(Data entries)
------------------------------------------------

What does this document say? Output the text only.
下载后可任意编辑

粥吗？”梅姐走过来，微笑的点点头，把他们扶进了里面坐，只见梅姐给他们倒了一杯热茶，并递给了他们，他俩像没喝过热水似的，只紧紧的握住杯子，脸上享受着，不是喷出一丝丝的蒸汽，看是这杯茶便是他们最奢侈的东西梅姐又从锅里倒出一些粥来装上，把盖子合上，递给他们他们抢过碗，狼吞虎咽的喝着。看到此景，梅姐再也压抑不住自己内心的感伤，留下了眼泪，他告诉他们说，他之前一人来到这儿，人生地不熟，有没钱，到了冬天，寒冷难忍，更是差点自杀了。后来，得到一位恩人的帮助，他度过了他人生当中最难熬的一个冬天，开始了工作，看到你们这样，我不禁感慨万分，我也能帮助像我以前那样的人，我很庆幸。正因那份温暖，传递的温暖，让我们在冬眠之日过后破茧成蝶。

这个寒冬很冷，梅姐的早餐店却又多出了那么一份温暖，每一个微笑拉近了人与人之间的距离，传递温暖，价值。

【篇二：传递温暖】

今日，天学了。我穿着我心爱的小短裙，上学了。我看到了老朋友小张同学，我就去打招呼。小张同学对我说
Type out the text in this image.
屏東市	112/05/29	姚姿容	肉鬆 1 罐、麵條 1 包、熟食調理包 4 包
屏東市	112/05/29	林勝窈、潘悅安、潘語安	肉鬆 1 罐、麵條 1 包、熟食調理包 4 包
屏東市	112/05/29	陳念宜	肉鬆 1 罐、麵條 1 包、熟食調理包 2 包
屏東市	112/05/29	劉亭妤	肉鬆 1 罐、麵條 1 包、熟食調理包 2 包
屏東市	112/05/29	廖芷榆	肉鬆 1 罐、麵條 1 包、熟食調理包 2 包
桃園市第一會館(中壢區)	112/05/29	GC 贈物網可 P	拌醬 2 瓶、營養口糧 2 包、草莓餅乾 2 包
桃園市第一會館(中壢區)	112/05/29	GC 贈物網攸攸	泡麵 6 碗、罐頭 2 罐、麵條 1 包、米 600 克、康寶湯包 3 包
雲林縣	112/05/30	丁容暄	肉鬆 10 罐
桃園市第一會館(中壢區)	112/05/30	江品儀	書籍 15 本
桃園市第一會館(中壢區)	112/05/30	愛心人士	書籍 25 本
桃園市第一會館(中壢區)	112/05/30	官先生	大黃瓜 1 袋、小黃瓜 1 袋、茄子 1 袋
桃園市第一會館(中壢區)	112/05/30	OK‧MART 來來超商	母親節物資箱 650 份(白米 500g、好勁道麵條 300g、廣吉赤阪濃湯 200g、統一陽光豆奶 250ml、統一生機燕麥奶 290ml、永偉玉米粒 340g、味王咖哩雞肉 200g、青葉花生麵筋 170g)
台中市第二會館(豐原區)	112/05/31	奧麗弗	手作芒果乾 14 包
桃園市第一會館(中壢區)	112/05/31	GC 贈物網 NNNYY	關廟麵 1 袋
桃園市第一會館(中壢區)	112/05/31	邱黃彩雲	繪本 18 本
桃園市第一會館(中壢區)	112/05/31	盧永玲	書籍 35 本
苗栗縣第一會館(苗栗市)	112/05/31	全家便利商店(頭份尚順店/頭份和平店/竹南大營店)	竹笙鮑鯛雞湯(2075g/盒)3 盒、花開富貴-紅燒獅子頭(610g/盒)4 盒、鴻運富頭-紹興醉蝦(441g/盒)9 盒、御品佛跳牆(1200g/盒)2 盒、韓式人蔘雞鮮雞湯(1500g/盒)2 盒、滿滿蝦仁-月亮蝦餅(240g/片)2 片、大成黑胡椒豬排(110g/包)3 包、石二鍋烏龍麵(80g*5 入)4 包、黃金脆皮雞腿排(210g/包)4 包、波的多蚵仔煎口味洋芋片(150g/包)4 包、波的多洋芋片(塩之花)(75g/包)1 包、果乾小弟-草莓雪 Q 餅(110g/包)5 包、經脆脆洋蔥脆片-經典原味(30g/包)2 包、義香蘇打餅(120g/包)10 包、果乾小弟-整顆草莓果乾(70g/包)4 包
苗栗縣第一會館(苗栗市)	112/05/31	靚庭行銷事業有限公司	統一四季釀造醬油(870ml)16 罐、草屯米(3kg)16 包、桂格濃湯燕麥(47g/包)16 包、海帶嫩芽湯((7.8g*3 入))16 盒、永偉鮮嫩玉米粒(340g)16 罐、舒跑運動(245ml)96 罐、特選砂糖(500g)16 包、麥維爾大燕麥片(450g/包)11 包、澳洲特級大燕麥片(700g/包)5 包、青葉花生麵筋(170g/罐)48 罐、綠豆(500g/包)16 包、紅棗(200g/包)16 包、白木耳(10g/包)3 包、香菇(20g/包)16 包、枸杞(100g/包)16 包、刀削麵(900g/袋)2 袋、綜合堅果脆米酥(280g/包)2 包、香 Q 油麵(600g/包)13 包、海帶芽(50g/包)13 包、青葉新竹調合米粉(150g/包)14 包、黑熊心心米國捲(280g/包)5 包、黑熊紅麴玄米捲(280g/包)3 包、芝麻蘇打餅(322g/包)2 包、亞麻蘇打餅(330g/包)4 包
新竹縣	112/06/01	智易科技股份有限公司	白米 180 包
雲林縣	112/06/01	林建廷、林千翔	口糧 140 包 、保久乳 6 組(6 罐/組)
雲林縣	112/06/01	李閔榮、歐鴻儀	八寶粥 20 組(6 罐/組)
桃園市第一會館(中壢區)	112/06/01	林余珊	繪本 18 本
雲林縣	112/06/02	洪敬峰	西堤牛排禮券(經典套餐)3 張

------------------------------------------------

→ **Challenge**
For the entries above, count the lines that contain the string "this", and state that number without further comment.

→ **Written answer**
2